- Supplied records -
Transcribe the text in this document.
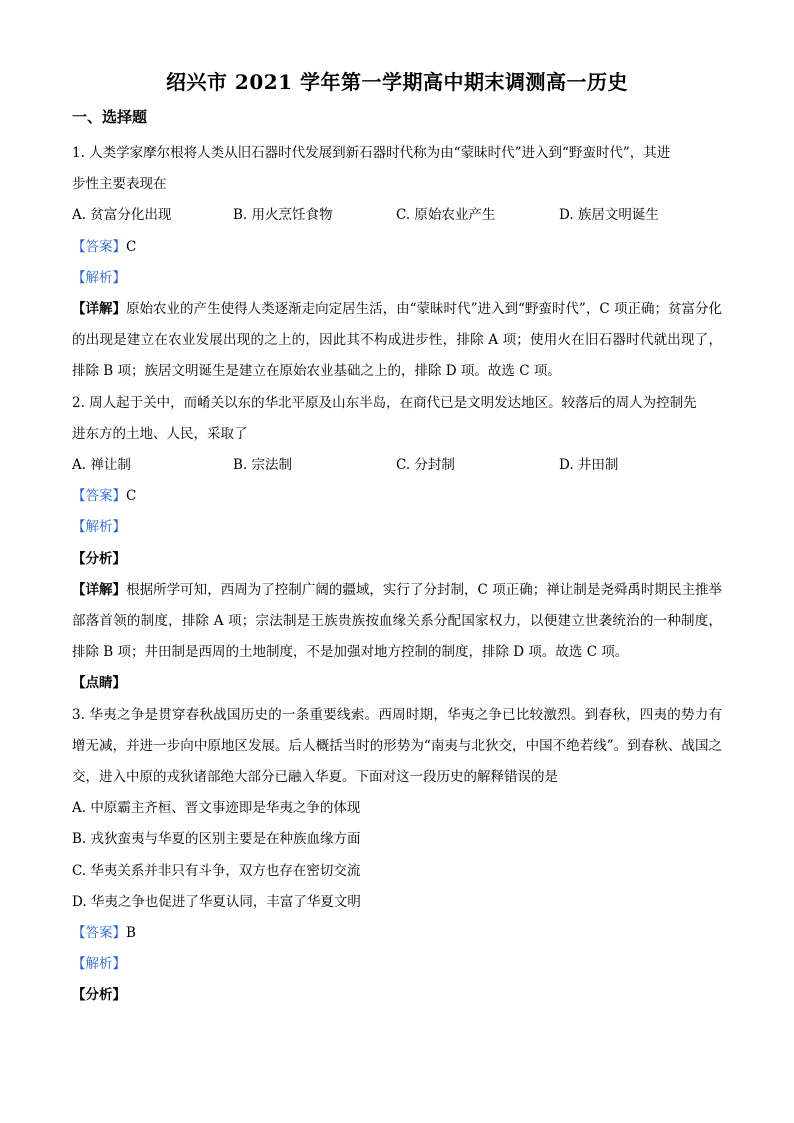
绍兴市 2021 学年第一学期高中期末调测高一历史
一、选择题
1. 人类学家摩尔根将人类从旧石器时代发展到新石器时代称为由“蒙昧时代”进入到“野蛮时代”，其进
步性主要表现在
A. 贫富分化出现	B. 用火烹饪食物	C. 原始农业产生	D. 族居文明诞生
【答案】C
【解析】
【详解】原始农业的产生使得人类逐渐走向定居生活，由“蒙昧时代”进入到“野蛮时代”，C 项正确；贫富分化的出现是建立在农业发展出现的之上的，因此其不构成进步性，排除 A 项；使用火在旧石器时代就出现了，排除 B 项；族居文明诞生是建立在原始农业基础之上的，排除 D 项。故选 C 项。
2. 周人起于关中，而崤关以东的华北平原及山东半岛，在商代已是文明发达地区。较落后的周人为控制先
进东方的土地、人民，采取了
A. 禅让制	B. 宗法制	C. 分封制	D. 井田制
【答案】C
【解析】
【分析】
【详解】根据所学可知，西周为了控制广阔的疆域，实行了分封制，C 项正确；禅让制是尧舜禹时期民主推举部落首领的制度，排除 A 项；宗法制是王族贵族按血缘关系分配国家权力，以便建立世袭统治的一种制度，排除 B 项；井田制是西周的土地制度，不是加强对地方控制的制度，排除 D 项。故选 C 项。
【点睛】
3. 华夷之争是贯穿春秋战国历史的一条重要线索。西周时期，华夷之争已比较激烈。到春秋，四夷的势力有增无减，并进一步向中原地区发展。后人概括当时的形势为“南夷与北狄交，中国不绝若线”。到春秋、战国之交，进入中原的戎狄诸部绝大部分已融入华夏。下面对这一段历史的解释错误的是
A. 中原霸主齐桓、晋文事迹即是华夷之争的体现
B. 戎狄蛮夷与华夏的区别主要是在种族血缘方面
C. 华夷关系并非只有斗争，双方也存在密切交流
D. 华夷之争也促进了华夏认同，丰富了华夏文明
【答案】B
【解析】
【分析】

- Task goal -
Pictures are excluded; copy all other data exactly as shown.

- Answer to this exercise -
Transcribe the text in this document.
绍兴市 2021 学年第一学期高中期末调测高一历史
一、选择题
1. 人类学家摩尔根将人类从旧石器时代发展到新石器时代称为由“蒙昧时代”进入到“野蛮时代”，其进
步性主要表现在
A. 贫富分化出现	B. 用火烹饪食物	C. 原始农业产生	D. 族居文明诞生
【答案】C
【解析】
【详解】原始农业的产生使得人类逐渐走向定居生活，由“蒙昧时代”进入到“野蛮时代”，C 项正确；贫富分化的出现是建立在农业发展出现的之上的，因此其不构成进步性，排除 A 项；使用火在旧石器时代就出现了，排除 B 项；族居文明诞生是建立在原始农业基础之上的，排除 D 项。故选 C 项。
2. 周人起于关中，而崤关以东的华北平原及山东半岛，在商代已是文明发达地区。较落后的周人为控制先
进东方的土地、人民，采取了
A. 禅让制	B. 宗法制	C. 分封制	D. 井田制
【答案】C
【解析】
【分析】
【详解】根据所学可知，西周为了控制广阔的疆域，实行了分封制，C 项正确；禅让制是尧舜禹时期民主推举部落首领的制度，排除 A 项；宗法制是王族贵族按血缘关系分配国家权力，以便建立世袭统治的一种制度，排除 B 项；井田制是西周的土地制度，不是加强对地方控制的制度，排除 D 项。故选 C 项。
【点睛】
3. 华夷之争是贯穿春秋战国历史的一条重要线索。西周时期，华夷之争已比较激烈。到春秋，四夷的势力有增无减，并进一步向中原地区发展。后人概括当时的形势为“南夷与北狄交，中国不绝若线”。到春秋、战国之交，进入中原的戎狄诸部绝大部分已融入华夏。下面对这一段历史的解释错误的是
A. 中原霸主齐桓、晋文事迹即是华夷之争的体现
B. 戎狄蛮夷与华夏的区别主要是在种族血缘方面
C. 华夷关系并非只有斗争，双方也存在密切交流
D. 华夷之争也促进了华夏认同，丰富了华夏文明
【答案】B
【解析】
【分析】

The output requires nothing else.